PROBLEM:
Each line of the material below that holds the word "icon" needs to be copied.

TASK MATERIAL:

#####

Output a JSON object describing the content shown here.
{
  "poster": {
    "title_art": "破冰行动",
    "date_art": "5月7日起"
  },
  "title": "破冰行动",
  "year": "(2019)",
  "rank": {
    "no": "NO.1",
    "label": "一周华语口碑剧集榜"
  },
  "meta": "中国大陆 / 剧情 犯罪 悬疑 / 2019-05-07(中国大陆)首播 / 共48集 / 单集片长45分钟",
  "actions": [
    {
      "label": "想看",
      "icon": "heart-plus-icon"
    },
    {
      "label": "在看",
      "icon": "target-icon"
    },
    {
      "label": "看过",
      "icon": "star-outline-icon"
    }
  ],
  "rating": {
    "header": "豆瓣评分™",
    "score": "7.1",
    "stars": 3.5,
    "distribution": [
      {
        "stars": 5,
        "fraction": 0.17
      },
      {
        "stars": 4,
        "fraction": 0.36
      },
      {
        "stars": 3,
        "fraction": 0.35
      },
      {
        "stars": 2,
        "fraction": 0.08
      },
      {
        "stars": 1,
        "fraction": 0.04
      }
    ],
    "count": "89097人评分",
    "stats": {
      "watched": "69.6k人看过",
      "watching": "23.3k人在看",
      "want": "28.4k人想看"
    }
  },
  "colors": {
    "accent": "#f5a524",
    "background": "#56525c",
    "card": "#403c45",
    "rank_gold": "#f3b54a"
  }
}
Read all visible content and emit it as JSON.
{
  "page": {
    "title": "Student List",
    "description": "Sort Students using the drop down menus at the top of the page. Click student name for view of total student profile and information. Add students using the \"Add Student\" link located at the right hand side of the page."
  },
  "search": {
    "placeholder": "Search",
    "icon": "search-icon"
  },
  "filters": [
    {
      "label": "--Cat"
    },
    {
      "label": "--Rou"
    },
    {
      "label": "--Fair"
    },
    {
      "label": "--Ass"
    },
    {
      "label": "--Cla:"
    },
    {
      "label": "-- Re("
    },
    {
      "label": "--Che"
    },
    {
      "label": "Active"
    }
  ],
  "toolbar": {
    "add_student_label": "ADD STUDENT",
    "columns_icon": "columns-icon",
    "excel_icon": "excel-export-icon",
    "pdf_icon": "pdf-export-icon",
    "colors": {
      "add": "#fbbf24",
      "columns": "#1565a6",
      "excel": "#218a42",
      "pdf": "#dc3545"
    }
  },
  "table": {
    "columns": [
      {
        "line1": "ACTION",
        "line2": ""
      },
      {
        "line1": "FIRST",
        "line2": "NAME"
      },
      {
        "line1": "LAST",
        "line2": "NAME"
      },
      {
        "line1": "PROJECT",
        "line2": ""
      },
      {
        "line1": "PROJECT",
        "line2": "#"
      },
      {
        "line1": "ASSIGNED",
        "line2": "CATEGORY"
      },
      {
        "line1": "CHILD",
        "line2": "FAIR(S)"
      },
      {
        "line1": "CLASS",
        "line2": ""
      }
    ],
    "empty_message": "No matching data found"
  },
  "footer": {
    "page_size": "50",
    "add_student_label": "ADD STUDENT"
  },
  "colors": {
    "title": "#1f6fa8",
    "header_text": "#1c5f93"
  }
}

#####

FULL SOLUTION:
      "icon": "heart-plus-icon"
      "icon": "target-icon"
      "icon": "star-outline-icon"
    "icon": "search-icon"
    "columns_icon": "columns-icon",
    "excel_icon": "excel-export-icon",
    "pdf_icon": "pdf-export-icon",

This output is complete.